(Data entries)
-----

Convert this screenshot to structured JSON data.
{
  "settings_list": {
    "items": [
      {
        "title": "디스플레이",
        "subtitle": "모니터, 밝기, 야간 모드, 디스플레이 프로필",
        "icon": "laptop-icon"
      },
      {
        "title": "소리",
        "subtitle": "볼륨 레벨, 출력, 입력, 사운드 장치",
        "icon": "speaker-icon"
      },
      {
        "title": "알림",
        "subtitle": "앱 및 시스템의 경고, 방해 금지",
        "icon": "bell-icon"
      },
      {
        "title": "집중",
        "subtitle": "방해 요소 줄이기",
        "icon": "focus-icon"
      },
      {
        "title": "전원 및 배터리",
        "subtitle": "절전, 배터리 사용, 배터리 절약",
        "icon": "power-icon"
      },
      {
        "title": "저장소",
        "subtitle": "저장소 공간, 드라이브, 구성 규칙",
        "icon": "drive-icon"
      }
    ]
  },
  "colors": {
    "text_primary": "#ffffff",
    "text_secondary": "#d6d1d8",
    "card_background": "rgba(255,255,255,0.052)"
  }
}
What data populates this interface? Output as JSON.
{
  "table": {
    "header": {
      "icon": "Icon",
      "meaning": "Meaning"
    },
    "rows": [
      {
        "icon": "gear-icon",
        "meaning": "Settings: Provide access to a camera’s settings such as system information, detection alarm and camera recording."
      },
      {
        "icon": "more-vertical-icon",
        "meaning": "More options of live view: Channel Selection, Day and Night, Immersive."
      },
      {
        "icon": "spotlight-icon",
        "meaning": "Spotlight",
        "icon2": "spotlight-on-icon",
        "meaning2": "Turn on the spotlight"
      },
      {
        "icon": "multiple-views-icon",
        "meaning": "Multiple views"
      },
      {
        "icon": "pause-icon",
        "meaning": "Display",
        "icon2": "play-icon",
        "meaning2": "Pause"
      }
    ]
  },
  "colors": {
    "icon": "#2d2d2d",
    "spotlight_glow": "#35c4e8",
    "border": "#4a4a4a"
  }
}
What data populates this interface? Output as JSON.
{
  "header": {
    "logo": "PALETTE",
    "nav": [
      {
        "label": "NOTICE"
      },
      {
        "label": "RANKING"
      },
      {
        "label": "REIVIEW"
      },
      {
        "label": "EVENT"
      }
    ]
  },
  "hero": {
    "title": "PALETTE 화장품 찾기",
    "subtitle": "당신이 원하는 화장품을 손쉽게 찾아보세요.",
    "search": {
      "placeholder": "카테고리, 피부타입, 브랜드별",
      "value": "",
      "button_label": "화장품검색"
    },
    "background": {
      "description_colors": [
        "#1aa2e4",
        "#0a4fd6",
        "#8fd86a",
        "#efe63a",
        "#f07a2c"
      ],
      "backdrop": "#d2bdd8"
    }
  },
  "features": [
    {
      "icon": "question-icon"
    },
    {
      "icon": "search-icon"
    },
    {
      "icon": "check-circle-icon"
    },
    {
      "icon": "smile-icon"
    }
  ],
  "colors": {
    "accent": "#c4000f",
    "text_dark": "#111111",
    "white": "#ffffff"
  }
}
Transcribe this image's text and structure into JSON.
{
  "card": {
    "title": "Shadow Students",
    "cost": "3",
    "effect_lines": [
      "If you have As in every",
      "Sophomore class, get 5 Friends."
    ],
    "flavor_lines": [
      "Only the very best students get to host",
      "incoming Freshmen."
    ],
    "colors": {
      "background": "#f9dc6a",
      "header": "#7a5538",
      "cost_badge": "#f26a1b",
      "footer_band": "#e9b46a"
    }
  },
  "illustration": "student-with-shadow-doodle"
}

-----

Reproduce the listing in full. Keep it exactly as written.

§ **THE REPLY**
Convert this screenshot to structured JSON data.
{
  "settings_list": {
    "items": [
      {
        "title": "디스플레이",
        "subtitle": "모니터, 밝기, 야간 모드, 디스플레이 프로필",
        "icon": "laptop-icon"
      },
      {
        "title": "소리",
        "subtitle": "볼륨 레벨, 출력, 입력, 사운드 장치",
        "icon": "speaker-icon"
      },
      {
        "title": "알림",
        "subtitle": "앱 및 시스템의 경고, 방해 금지",
        "icon": "bell-icon"
      },
      {
        "title": "집중",
        "subtitle": "방해 요소 줄이기",
        "icon": "focus-icon"
      },
      {
        "title": "전원 및 배터리",
        "subtitle": "절전, 배터리 사용, 배터리 절약",
        "icon": "power-icon"
      },
      {
        "title": "저장소",
        "subtitle": "저장소 공간, 드라이브, 구성 규칙",
        "icon": "drive-icon"
      }
    ]
  },
  "colors": {
    "text_primary": "#ffffff",
    "text_secondary": "#d6d1d8",
    "card_background": "rgba(255,255,255,0.052)"
  }
}
What data populates this interface? Output as JSON.
{
  "table": {
    "header": {
      "icon": "Icon",
      "meaning": "Meaning"
    },
    "rows": [
      {
        "icon": "gear-icon",
        "meaning": "Settings: Provide access to a camera’s settings such as system information, detection alarm and camera recording."
      },
      {
        "icon": "more-vertical-icon",
        "meaning": "More options of live view: Channel Selection, Day and Night, Immersive."
      },
      {
        "icon": "spotlight-icon",
        "meaning": "Spotlight",
        "icon2": "spotlight-on-icon",
        "meaning2": "Turn on the spotlight"
      },
      {
        "icon": "multiple-views-icon",
        "meaning": "Multiple views"
      },
      {
        "icon": "pause-icon",
        "meaning": "Display",
        "icon2": "play-icon",
        "meaning2": "Pause"
      }
    ]
  },
  "colors": {
    "icon": "#2d2d2d",
    "spotlight_glow": "#35c4e8",
    "border": "#4a4a4a"
  }
}
What data populates this interface? Output as JSON.
{
  "header": {
    "logo": "PALETTE",
    "nav": [
      {
        "label": "NOTICE"
      },
      {
        "label": "RANKING"
      },
      {
        "label": "REIVIEW"
      },
      {
        "label": "EVENT"
      }
    ]
  },
  "hero": {
    "title": "PALETTE 화장품 찾기",
    "subtitle": "당신이 원하는 화장품을 손쉽게 찾아보세요.",
    "search": {
      "placeholder": "카테고리, 피부타입, 브랜드별",
      "value": "",
      "button_label": "화장품검색"
    },
    "background": {
      "description_colors": [
        "#1aa2e4",
        "#0a4fd6",
        "#8fd86a",
        "#efe63a",
        "#f07a2c"
      ],
      "backdrop": "#d2bdd8"
    }
  },
  "features": [
    {
      "icon": "question-icon"
    },
    {
      "icon": "search-icon"
    },
    {
      "icon": "check-circle-icon"
    },
    {
      "icon": "smile-icon"
    }
  ],
  "colors": {
    "accent": "#c4000f",
    "text_dark": "#111111",
    "white": "#ffffff"
  }
}
Transcribe this image's text and structure into JSON.
{
  "card": {
    "title": "Shadow Students",
    "cost": "3",
    "effect_lines": [
      "If you have As in every",
      "Sophomore class, get 5 Friends."
    ],
    "flavor_lines": [
      "Only the very best students get to host",
      "incoming Freshmen."
    ],
    "colors": {
      "background": "#f9dc6a",
      "header": "#7a5538",
      "cost_badge": "#f26a1b",
      "footer_band": "#e9b46a"
    }
  },
  "illustration": "student-with-shadow-doodle"
}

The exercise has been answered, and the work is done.